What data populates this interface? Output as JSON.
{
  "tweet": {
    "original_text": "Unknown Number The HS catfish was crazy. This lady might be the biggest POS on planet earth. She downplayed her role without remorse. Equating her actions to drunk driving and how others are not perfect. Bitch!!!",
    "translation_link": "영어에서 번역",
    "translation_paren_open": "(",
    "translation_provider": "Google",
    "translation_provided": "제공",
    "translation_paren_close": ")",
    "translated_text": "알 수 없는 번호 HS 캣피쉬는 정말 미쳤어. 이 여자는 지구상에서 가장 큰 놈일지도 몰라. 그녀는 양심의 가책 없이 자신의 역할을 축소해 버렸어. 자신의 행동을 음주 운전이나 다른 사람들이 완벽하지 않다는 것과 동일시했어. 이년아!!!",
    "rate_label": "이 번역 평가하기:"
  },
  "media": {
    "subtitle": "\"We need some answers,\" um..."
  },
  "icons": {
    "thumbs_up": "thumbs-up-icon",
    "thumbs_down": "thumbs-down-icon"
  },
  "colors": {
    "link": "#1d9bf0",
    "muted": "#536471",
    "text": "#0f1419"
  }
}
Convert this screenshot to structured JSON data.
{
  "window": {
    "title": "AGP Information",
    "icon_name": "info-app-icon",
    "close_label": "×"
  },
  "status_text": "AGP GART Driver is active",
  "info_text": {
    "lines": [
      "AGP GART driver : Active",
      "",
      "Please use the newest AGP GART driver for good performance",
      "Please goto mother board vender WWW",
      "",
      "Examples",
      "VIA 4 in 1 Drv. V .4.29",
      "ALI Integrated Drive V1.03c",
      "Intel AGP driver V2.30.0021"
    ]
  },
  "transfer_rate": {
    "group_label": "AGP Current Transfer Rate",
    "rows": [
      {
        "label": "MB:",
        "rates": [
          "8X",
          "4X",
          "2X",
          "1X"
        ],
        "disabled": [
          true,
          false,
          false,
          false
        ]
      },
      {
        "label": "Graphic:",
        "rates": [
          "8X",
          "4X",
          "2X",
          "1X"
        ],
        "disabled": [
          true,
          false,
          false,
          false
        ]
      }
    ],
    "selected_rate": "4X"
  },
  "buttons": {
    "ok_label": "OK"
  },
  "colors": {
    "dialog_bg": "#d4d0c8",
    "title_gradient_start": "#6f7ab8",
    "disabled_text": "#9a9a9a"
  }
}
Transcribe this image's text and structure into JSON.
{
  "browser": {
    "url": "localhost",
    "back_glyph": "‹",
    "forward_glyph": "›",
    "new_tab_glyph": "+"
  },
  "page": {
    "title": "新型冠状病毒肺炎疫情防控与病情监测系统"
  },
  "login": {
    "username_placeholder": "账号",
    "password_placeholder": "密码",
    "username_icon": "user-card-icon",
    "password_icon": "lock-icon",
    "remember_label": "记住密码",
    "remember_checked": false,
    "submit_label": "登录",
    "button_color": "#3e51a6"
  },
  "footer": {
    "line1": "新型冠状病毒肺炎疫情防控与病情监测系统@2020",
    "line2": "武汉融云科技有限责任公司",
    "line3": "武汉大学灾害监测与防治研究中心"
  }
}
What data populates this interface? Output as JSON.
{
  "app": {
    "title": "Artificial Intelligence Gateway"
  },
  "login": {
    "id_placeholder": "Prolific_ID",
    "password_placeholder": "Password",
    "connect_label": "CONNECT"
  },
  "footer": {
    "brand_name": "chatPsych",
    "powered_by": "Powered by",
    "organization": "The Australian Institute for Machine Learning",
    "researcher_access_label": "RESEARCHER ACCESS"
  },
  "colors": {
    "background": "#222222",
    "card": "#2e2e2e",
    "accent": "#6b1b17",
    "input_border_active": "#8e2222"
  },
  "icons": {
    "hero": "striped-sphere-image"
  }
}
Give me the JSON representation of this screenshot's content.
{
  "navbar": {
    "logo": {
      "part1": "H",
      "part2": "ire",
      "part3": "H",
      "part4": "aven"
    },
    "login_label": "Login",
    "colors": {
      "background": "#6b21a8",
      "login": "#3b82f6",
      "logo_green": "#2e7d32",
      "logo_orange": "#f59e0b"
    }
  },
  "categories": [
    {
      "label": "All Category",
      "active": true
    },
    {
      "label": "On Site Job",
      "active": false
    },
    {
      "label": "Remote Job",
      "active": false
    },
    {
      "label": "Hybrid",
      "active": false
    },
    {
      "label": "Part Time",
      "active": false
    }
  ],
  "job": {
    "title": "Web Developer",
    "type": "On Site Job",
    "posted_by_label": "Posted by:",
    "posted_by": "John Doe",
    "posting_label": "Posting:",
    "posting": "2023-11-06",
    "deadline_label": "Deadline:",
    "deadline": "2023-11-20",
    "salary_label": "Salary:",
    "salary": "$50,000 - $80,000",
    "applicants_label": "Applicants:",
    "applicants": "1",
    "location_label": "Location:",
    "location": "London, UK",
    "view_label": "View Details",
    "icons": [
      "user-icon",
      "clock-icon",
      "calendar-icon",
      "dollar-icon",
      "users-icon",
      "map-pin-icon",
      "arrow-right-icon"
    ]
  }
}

◆ What is asked ◆
Retype all the material above precisely, with no line left out.

◆ Exercise answer ◆
What data populates this interface? Output as JSON.
{
  "tweet": {
    "original_text": "Unknown Number The HS catfish was crazy. This lady might be the biggest POS on planet earth. She downplayed her role without remorse. Equating her actions to drunk driving and how others are not perfect. Bitch!!!",
    "translation_link": "영어에서 번역",
    "translation_paren_open": "(",
    "translation_provider": "Google",
    "translation_provided": "제공",
    "translation_paren_close": ")",
    "translated_text": "알 수 없는 번호 HS 캣피쉬는 정말 미쳤어. 이 여자는 지구상에서 가장 큰 놈일지도 몰라. 그녀는 양심의 가책 없이 자신의 역할을 축소해 버렸어. 자신의 행동을 음주 운전이나 다른 사람들이 완벽하지 않다는 것과 동일시했어. 이년아!!!",
    "rate_label": "이 번역 평가하기:"
  },
  "media": {
    "subtitle": "\"We need some answers,\" um..."
  },
  "icons": {
    "thumbs_up": "thumbs-up-icon",
    "thumbs_down": "thumbs-down-icon"
  },
  "colors": {
    "link": "#1d9bf0",
    "muted": "#536471",
    "text": "#0f1419"
  }
}
Convert this screenshot to structured JSON data.
{
  "window": {
    "title": "AGP Information",
    "icon_name": "info-app-icon",
    "close_label": "×"
  },
  "status_text": "AGP GART Driver is active",
  "info_text": {
    "lines": [
      "AGP GART driver : Active",
      "",
      "Please use the newest AGP GART driver for good performance",
      "Please goto mother board vender WWW",
      "",
      "Examples",
      "VIA 4 in 1 Drv. V .4.29",
      "ALI Integrated Drive V1.03c",
      "Intel AGP driver V2.30.0021"
    ]
  },
  "transfer_rate": {
    "group_label": "AGP Current Transfer Rate",
    "rows": [
      {
        "label": "MB:",
        "rates": [
          "8X",
          "4X",
          "2X",
          "1X"
        ],
        "disabled": [
          true,
          false,
          false,
          false
        ]
      },
      {
        "label": "Graphic:",
        "rates": [
          "8X",
          "4X",
          "2X",
          "1X"
        ],
        "disabled": [
          true,
          false,
          false,
          false
        ]
      }
    ],
    "selected_rate": "4X"
  },
  "buttons": {
    "ok_label": "OK"
  },
  "colors": {
    "dialog_bg": "#d4d0c8",
    "title_gradient_start": "#6f7ab8",
    "disabled_text": "#9a9a9a"
  }
}
Transcribe this image's text and structure into JSON.
{
  "browser": {
    "url": "localhost",
    "back_glyph": "‹",
    "forward_glyph": "›",
    "new_tab_glyph": "+"
  },
  "page": {
    "title": "新型冠状病毒肺炎疫情防控与病情监测系统"
  },
  "login": {
    "username_placeholder": "账号",
    "password_placeholder": "密码",
    "username_icon": "user-card-icon",
    "password_icon": "lock-icon",
    "remember_label": "记住密码",
    "remember_checked": false,
    "submit_label": "登录",
    "button_color": "#3e51a6"
  },
  "footer": {
    "line1": "新型冠状病毒肺炎疫情防控与病情监测系统@2020",
    "line2": "武汉融云科技有限责任公司",
    "line3": "武汉大学灾害监测与防治研究中心"
  }
}
What data populates this interface? Output as JSON.
{
  "app": {
    "title": "Artificial Intelligence Gateway"
  },
  "login": {
    "id_placeholder": "Prolific_ID",
    "password_placeholder": "Password",
    "connect_label": "CONNECT"
  },
  "footer": {
    "brand_name": "chatPsych",
    "powered_by": "Powered by",
    "organization": "The Australian Institute for Machine Learning",
    "researcher_access_label": "RESEARCHER ACCESS"
  },
  "colors": {
    "background": "#222222",
    "card": "#2e2e2e",
    "accent": "#6b1b17",
    "input_border_active": "#8e2222"
  },
  "icons": {
    "hero": "striped-sphere-image"
  }
}
Give me the JSON representation of this screenshot's content.
{
  "navbar": {
    "logo": {
      "part1": "H",
      "part2": "ire",
      "part3": "H",
      "part4": "aven"
    },
    "login_label": "Login",
    "colors": {
      "background": "#6b21a8",
      "login": "#3b82f6",
      "logo_green": "#2e7d32",
      "logo_orange": "#f59e0b"
    }
  },
  "categories": [
    {
      "label": "All Category",
      "active": true
    },
    {
      "label": "On Site Job",
      "active": false
    },
    {
      "label": "Remote Job",
      "active": false
    },
    {
      "label": "Hybrid",
      "active": false
    },
    {
      "label": "Part Time",
      "active": false
    }
  ],
  "job": {
    "title": "Web Developer",
    "type": "On Site Job",
    "posted_by_label": "Posted by:",
    "posted_by": "John Doe",
    "posting_label": "Posting:",
    "posting": "2023-11-06",
    "deadline_label": "Deadline:",
    "deadline": "2023-11-20",
    "salary_label": "Salary:",
    "salary": "$50,000 - $80,000",
    "applicants_label": "Applicants:",
    "applicants": "1",
    "location_label": "Location:",
    "location": "London, UK",
    "view_label": "View Details",
    "icons": [
      "user-icon",
      "clock-icon",
      "calendar-icon",
      "dollar-icon",
      "users-icon",
      "map-pin-icon",
      "arrow-right-icon"
    ]
  }
}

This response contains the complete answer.